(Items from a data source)

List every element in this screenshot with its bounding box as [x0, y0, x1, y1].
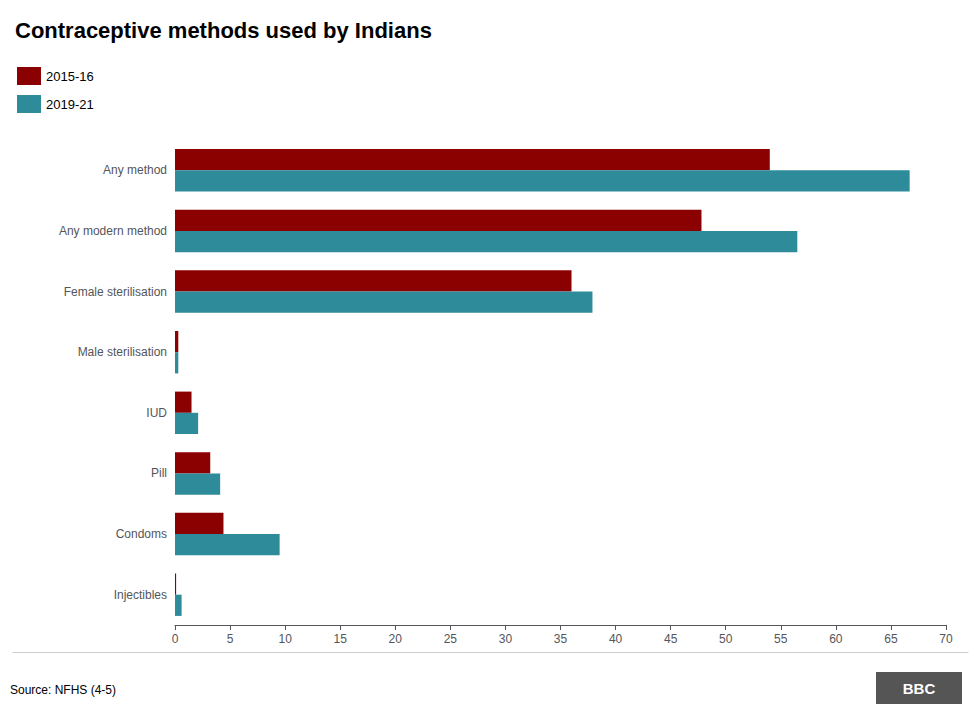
svg-text:Source: NFHS (4-5): Source: NFHS (4-5) — [10, 683, 116, 697]
svg-text:Any modern method: Any modern method — [59, 224, 167, 238]
svg-text:0: 0 — [172, 632, 179, 646]
svg-text:50: 50 — [719, 632, 733, 646]
svg-text:70: 70 — [939, 632, 953, 646]
svg-text:BBC: BBC — [903, 680, 936, 697]
svg-text:55: 55 — [774, 632, 788, 646]
svg-text:30: 30 — [499, 632, 513, 646]
svg-text:Any method: Any method — [103, 163, 167, 177]
svg-text:Contraceptive methods used by: Contraceptive methods used by Indians — [15, 18, 432, 43]
svg-text:20: 20 — [389, 632, 403, 646]
svg-text:10: 10 — [278, 632, 292, 646]
svg-text:5: 5 — [227, 632, 234, 646]
svg-text:45: 45 — [664, 632, 678, 646]
svg-text:25: 25 — [444, 632, 458, 646]
svg-text:Male sterilisation: Male sterilisation — [78, 345, 167, 359]
svg-text:15: 15 — [334, 632, 348, 646]
svg-text:60: 60 — [829, 632, 843, 646]
svg-text:40: 40 — [609, 632, 623, 646]
svg-text:65: 65 — [884, 632, 898, 646]
svg-text:IUD: IUD — [146, 406, 167, 420]
svg-text:Female sterilisation: Female sterilisation — [64, 285, 167, 299]
svg-text:Condoms: Condoms — [116, 527, 167, 541]
svg-text:35: 35 — [554, 632, 568, 646]
svg-text:Pill: Pill — [151, 466, 167, 480]
svg-text:2015-16: 2015-16 — [46, 69, 94, 84]
svg-text:2019-21: 2019-21 — [46, 97, 94, 112]
svg-text:Injectibles: Injectibles — [114, 588, 167, 602]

• **WHAT NEEDS TO BE DONE**
Convert the lines above into a numbered list, skipping any blank lines and leaving out the picture.

• **SOLUTION TO THIS TASK**
1. List every element in this screenshot with its bounding box as [x0, y0, x1, y1].
2. svg-text:Source: NFHS (4-5): Source: NFHS (4-5) — [10, 683, 116, 697]
3. svg-text:Any modern method: Any modern method — [59, 224, 167, 238]
4. svg-text:0: 0 — [172, 632, 179, 646]
5. svg-text:50: 50 — [719, 632, 733, 646]
6. svg-text:70: 70 — [939, 632, 953, 646]
7. svg-text:BBC: BBC — [903, 680, 936, 697]
8. svg-text:55: 55 — [774, 632, 788, 646]
9. svg-text:30: 30 — [499, 632, 513, 646]
10. svg-text:Any method: Any method — [103, 163, 167, 177]
11. svg-text:Contraceptive methods used by: Contraceptive methods used by Indians — [15, 18, 432, 43]
12. svg-text:20: 20 — [389, 632, 403, 646]
13. svg-text:10: 10 — [278, 632, 292, 646]
14. svg-text:5: 5 — [227, 632, 234, 646]
15. svg-text:45: 45 — [664, 632, 678, 646]
16. svg-text:25: 25 — [444, 632, 458, 646]
17. svg-text:Male sterilisation: Male sterilisation — [78, 345, 167, 359]
18. svg-text:15: 15 — [334, 632, 348, 646]
19. svg-text:60: 60 — [829, 632, 843, 646]
20. svg-text:40: 40 — [609, 632, 623, 646]
21. svg-text:65: 65 — [884, 632, 898, 646]
22. svg-text:IUD: IUD — [146, 406, 167, 420]
23. svg-text:Female sterilisation: Female sterilisation — [64, 285, 167, 299]
24. svg-text:Condoms: Condoms — [116, 527, 167, 541]
25. svg-text:35: 35 — [554, 632, 568, 646]
26. svg-text:Pill: Pill — [151, 466, 167, 480]
27. svg-text:2015-16: 2015-16 — [46, 69, 94, 84]
28. svg-text:2019-21: 2019-21 — [46, 97, 94, 112]
29. svg-text:Injectibles: Injectibles — [114, 588, 167, 602]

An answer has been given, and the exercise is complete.